# Directive
Review the material and extract every line in which the word "second" occurs.

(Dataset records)
----------------------------------------

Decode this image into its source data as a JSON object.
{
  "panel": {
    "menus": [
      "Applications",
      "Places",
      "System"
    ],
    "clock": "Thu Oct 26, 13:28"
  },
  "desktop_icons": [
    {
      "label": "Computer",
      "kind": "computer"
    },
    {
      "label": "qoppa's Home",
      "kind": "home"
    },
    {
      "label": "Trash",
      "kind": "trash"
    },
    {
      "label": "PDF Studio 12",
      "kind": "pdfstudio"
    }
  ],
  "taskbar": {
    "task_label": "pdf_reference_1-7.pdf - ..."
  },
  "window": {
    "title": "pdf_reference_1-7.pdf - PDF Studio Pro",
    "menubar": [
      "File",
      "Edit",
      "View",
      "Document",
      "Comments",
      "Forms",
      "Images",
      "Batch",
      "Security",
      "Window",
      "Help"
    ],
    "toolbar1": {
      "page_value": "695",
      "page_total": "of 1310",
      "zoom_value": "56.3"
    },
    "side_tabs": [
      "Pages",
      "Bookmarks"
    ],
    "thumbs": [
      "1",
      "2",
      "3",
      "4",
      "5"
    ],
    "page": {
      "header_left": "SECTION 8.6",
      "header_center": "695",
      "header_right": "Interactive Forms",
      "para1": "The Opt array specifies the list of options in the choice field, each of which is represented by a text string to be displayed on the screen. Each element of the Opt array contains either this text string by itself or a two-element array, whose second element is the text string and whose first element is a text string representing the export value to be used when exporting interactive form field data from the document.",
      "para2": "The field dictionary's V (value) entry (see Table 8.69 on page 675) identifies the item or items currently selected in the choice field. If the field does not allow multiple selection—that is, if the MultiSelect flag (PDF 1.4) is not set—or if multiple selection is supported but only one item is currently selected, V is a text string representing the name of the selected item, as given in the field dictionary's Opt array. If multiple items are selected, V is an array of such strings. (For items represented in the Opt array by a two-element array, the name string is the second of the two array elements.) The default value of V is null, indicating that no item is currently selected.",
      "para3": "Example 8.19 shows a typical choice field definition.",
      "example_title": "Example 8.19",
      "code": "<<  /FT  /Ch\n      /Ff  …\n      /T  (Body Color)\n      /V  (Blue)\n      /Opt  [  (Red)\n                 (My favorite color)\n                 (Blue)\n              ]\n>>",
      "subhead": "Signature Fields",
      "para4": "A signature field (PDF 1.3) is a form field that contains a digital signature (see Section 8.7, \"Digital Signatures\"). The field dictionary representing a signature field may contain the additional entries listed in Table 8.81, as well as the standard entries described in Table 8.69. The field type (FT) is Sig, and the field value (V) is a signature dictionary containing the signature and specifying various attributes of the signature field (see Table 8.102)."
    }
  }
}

----------------------------------------

# Finished answer
      "para1": "The Opt array specifies the list of options in the choice field, each of which is represented by a text string to be displayed on the screen. Each element of the Opt array contains either this text string by itself or a two-element array, whose second element is the text string and whose first element is a text string representing the export value to be used when exporting interactive form field data from the document.",
      "para2": "The field dictionary's V (value) entry (see Table 8.69 on page 675) identifies the item or items currently selected in the choice field. If the field does not allow multiple selection—that is, if the MultiSelect flag (PDF 1.4) is not set—or if multiple selection is supported but only one item is currently selected, V is a text string representing the name of the selected item, as given in the field dictionary's Opt array. If multiple items are selected, V is an array of such strings. (For items represented in the Opt array by a two-element array, the name string is the second of the two array elements.) The default value of V is null, indicating that no item is currently selected.",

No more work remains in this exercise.